## WHAT TO DO:
Count how many lines hold the string "springframework". Answer with that number and nothing more.

+===+

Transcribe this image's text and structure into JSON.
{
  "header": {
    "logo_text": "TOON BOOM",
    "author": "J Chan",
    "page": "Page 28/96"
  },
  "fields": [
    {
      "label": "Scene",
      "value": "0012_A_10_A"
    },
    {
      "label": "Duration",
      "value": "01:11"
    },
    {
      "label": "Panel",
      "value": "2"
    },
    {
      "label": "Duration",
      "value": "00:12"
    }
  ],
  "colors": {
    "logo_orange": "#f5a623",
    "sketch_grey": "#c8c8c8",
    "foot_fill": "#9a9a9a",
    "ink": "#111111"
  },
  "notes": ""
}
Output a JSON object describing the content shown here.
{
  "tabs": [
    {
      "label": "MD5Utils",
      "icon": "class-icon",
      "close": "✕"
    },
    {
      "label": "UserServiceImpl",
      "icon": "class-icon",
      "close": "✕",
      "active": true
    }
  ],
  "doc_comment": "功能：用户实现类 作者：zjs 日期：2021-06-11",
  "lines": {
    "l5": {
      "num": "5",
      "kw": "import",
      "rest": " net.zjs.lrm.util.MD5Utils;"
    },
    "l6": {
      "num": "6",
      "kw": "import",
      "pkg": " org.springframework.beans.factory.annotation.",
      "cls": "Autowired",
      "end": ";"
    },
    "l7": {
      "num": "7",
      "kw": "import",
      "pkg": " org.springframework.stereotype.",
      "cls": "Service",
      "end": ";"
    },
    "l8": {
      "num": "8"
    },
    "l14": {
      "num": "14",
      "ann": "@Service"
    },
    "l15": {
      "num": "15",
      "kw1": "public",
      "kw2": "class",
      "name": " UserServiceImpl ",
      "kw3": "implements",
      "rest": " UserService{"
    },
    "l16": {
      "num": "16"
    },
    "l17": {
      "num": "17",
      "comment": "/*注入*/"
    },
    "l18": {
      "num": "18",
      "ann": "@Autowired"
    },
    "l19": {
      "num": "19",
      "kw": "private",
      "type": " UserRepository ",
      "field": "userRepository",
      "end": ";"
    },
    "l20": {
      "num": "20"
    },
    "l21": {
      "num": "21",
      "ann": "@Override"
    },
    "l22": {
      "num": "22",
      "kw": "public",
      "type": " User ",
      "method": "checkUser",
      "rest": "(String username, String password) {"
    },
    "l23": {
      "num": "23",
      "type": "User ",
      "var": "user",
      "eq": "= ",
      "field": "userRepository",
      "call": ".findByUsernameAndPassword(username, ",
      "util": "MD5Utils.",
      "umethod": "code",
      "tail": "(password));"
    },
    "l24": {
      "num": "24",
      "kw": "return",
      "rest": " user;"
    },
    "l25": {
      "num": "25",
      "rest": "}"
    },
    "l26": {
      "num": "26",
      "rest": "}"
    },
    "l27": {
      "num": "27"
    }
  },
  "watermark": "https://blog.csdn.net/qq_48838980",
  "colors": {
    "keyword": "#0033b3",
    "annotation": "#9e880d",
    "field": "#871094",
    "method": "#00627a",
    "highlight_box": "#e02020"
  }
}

+===+

## FINAL RESULT:
2